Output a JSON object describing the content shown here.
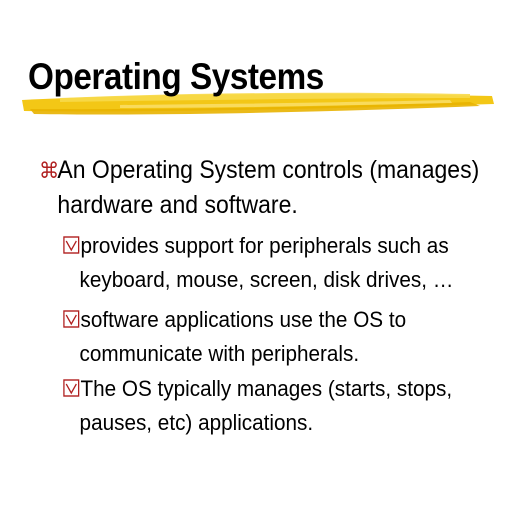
{
  "slide": {
    "title": "Operating Systems",
    "accent_color": "#f2c40a",
    "bullet_color": "#b02020",
    "points": [
      {
        "bullet_icon": "command-key-icon",
        "lines": [
          "An Operating System controls (manages)",
          "hardware and software."
        ]
      }
    ],
    "sub_points": [
      {
        "bullet_icon": "checkbox-icon",
        "lines": [
          "provides support for peripherals such as",
          "keyboard, mouse, screen, disk drives, …"
        ]
      },
      {
        "bullet_icon": "checkbox-icon",
        "lines": [
          "software applications use the OS to",
          "communicate with peripherals."
        ]
      },
      {
        "bullet_icon": "checkbox-icon",
        "lines": [
          "The OS typically manages (starts, stops,",
          "pauses, etc) applications."
        ]
      }
    ]
  }
}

---*---

* What you will do *
Pictures stay out of the copy; please restate every record above exactly.

* Result *
Output a JSON object describing the content shown here.
{
  "slide": {
    "title": "Operating Systems",
    "accent_color": "#f2c40a",
    "bullet_color": "#b02020",
    "points": [
      {
        "bullet_icon": "command-key-icon",
        "lines": [
          "An Operating System controls (manages)",
          "hardware and software."
        ]
      }
    ],
    "sub_points": [
      {
        "bullet_icon": "checkbox-icon",
        "lines": [
          "provides support for peripherals such as",
          "keyboard, mouse, screen, disk drives, …"
        ]
      },
      {
        "bullet_icon": "checkbox-icon",
        "lines": [
          "software applications use the OS to",
          "communicate with peripherals."
        ]
      },
      {
        "bullet_icon": "checkbox-icon",
        "lines": [
          "The OS typically manages (starts, stops,",
          "pauses, etc) applications."
        ]
      }
    ]
  }
}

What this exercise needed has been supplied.